TASK GOAL
Each line that includes "Linux" counts once; give the total and nothing besides.

Start of MATERIAL SUPPLIED

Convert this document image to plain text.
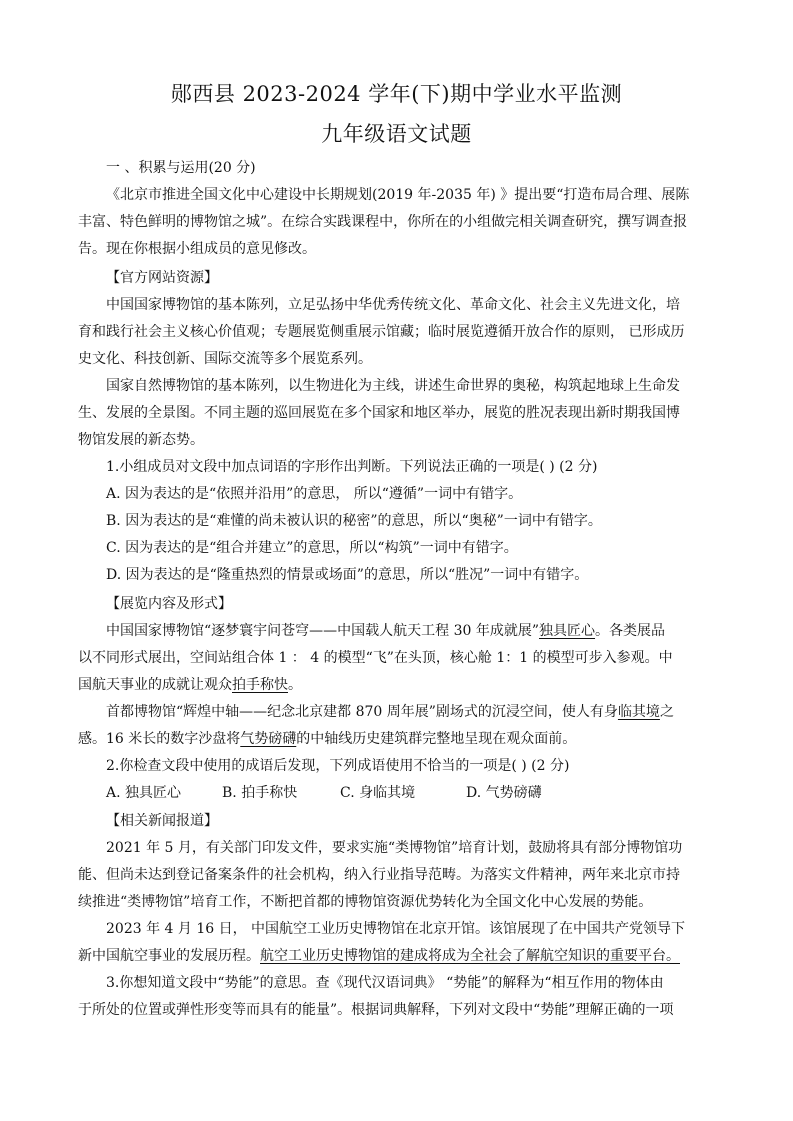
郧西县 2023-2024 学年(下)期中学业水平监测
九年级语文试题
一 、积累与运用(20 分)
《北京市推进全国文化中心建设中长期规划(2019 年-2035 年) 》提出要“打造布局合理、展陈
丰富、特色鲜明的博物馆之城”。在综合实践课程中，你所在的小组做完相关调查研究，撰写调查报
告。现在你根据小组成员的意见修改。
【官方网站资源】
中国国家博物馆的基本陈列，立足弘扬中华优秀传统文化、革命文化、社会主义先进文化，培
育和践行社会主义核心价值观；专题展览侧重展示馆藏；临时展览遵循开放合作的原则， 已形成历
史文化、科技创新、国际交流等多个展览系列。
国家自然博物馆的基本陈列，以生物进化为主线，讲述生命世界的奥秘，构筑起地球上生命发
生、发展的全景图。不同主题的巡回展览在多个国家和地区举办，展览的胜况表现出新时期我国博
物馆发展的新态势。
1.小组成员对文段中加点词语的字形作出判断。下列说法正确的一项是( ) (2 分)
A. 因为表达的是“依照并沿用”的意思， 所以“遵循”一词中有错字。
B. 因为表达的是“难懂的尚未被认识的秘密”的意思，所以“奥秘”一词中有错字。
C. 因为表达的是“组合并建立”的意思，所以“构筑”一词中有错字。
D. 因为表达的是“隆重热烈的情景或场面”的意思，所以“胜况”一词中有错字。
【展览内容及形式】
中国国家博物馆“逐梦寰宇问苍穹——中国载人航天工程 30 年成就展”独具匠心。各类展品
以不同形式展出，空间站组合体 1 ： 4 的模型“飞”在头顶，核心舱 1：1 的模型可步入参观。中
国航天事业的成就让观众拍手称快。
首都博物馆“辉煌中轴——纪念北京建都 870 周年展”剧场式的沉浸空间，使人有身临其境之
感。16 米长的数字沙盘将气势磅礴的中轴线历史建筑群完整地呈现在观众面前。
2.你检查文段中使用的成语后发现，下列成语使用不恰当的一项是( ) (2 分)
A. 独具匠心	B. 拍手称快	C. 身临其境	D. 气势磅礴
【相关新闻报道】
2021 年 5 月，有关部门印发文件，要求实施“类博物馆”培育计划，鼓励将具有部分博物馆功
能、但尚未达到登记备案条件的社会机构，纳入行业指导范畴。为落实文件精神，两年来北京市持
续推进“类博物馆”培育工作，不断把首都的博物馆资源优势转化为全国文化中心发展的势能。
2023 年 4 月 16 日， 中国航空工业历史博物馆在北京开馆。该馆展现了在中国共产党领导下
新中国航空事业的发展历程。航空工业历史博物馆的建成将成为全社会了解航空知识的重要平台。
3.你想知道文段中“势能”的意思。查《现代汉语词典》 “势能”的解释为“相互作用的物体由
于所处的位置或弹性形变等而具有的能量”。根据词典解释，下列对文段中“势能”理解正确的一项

End of MATERIAL SUPPLIED
Start of MATERIAL SUPPLIED

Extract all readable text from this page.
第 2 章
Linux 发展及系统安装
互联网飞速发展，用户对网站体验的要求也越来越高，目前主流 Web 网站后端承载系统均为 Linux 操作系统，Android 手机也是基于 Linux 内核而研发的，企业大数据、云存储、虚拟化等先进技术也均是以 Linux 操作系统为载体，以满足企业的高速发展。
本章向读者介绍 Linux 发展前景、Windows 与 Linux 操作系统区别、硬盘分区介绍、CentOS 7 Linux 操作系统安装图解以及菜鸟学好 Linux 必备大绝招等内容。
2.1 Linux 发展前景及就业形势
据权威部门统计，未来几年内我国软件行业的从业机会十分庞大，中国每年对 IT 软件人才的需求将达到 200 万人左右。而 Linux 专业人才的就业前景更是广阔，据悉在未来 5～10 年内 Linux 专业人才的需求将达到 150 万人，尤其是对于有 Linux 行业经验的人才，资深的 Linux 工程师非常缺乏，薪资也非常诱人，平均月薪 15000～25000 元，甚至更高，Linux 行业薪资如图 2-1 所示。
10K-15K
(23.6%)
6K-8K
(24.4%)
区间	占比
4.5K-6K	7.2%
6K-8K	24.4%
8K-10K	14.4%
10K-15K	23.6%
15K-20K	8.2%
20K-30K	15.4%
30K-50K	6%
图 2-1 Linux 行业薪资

End of MATERIAL SUPPLIED

FINAL RESULT
6